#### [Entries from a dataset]

──────────────────────────────

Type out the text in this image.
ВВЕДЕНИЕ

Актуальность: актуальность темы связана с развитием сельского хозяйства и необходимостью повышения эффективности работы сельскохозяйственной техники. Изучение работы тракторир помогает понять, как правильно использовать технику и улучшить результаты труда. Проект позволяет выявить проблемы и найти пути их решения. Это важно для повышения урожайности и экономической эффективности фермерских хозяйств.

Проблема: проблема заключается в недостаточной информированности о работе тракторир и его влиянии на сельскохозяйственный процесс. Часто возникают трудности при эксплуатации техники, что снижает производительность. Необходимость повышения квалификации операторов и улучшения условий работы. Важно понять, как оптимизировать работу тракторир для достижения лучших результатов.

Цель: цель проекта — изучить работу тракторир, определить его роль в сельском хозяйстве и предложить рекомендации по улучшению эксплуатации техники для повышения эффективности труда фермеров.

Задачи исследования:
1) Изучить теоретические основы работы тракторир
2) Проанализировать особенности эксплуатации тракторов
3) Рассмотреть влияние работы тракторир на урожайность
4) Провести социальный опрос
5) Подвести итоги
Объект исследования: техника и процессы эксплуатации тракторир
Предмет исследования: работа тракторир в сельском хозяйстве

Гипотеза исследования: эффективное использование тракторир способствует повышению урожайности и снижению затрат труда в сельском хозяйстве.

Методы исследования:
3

──────────────────────────────

Return what is listed above, exactly and completely.

#### [FINISHED ANSWER]
Type out the text in this image.
ВВЕДЕНИЕ

Актуальность: актуальность темы связана с развитием сельского хозяйства и необходимостью повышения эффективности работы сельскохозяйственной техники. Изучение работы тракторир помогает понять, как правильно использовать технику и улучшить результаты труда. Проект позволяет выявить проблемы и найти пути их решения. Это важно для повышения урожайности и экономической эффективности фермерских хозяйств.

Проблема: проблема заключается в недостаточной информированности о работе тракторир и его влиянии на сельскохозяйственный процесс. Часто возникают трудности при эксплуатации техники, что снижает производительность. Необходимость повышения квалификации операторов и улучшения условий работы. Важно понять, как оптимизировать работу тракторир для достижения лучших результатов.

Цель: цель проекта — изучить работу тракторир, определить его роль в сельском хозяйстве и предложить рекомендации по улучшению эксплуатации техники для повышения эффективности труда фермеров.

Задачи исследования:
1) Изучить теоретические основы работы тракторир
2) Проанализировать особенности эксплуатации тракторов
3) Рассмотреть влияние работы тракторир на урожайность
4) Провести социальный опрос
5) Подвести итоги
Объект исследования: техника и процессы эксплуатации тракторир
Предмет исследования: работа тракторир в сельском хозяйстве

Гипотеза исследования: эффективное использование тракторир способствует повышению урожайности и снижению затрат труда в сельском хозяйстве.

Методы исследования:
3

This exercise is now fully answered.